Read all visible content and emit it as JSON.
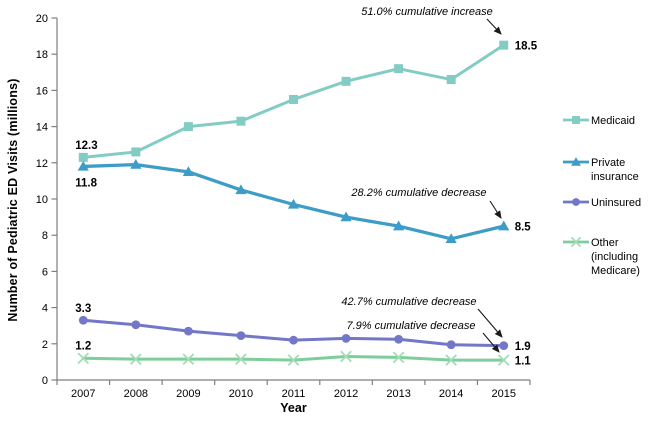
{
  "chart_data": {
    "type": "line",
    "title": "",
    "xlabel": "Year",
    "ylabel": "Number of Pediatric ED Visits (millions)",
    "categories": [
      "2007",
      "2008",
      "2009",
      "2010",
      "2011",
      "2012",
      "2013",
      "2014",
      "2015"
    ],
    "ylim": [
      0,
      20
    ],
    "yticks": [
      0,
      2,
      4,
      6,
      8,
      10,
      12,
      14,
      16,
      18,
      20
    ],
    "grid": false,
    "legend_position": "right",
    "axis_color": "#7F7F7F",
    "text_color": "#000000",
    "series": [
      {
        "name": "Medicaid",
        "legend_lines": [
          "Medicaid"
        ],
        "marker": "square",
        "color": "#82CCC4",
        "values": [
          12.3,
          12.6,
          14.0,
          14.3,
          15.5,
          16.5,
          17.2,
          16.6,
          18.5
        ],
        "first_label": "12.3",
        "last_label": "18.5"
      },
      {
        "name": "Private insurance",
        "legend_lines": [
          "Private",
          "insurance"
        ],
        "marker": "triangle",
        "color": "#3E9DC7",
        "values": [
          11.8,
          11.9,
          11.5,
          10.5,
          9.7,
          9.0,
          8.5,
          7.8,
          8.5
        ],
        "first_label": "11.8",
        "last_label": "8.5"
      },
      {
        "name": "Uninsured",
        "legend_lines": [
          "Uninsured"
        ],
        "marker": "circle",
        "color": "#7277C7",
        "values": [
          3.3,
          3.05,
          2.7,
          2.45,
          2.2,
          2.3,
          2.25,
          1.95,
          1.9
        ],
        "first_label": "3.3",
        "last_label": "1.9"
      },
      {
        "name": "Other (including Medicare)",
        "legend_lines": [
          "Other",
          "(including",
          "Medicare)"
        ],
        "marker": "x",
        "color": "#7DCE9B",
        "marker_color": "#A3DCB6",
        "values": [
          1.2,
          1.15,
          1.15,
          1.15,
          1.1,
          1.3,
          1.25,
          1.1,
          1.1
        ],
        "first_label": "1.2",
        "last_label": "1.1"
      }
    ],
    "annotations": [
      {
        "text": "51.0% cumulative increase",
        "target_series": "Medicaid",
        "target_category": "2015"
      },
      {
        "text": "28.2% cumulative decrease",
        "target_series": "Private insurance",
        "target_category": "2015"
      },
      {
        "text": "42.7% cumulative decrease",
        "target_series": "Uninsured",
        "target_category": "2015"
      },
      {
        "text": "7.9% cumulative decrease",
        "target_series": "Other (including Medicare)",
        "target_category": "2015"
      }
    ]
  }
}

======

Your task => Say, as a bare number, how many lines in the entries above include the string "name".

Solution to this problem => 4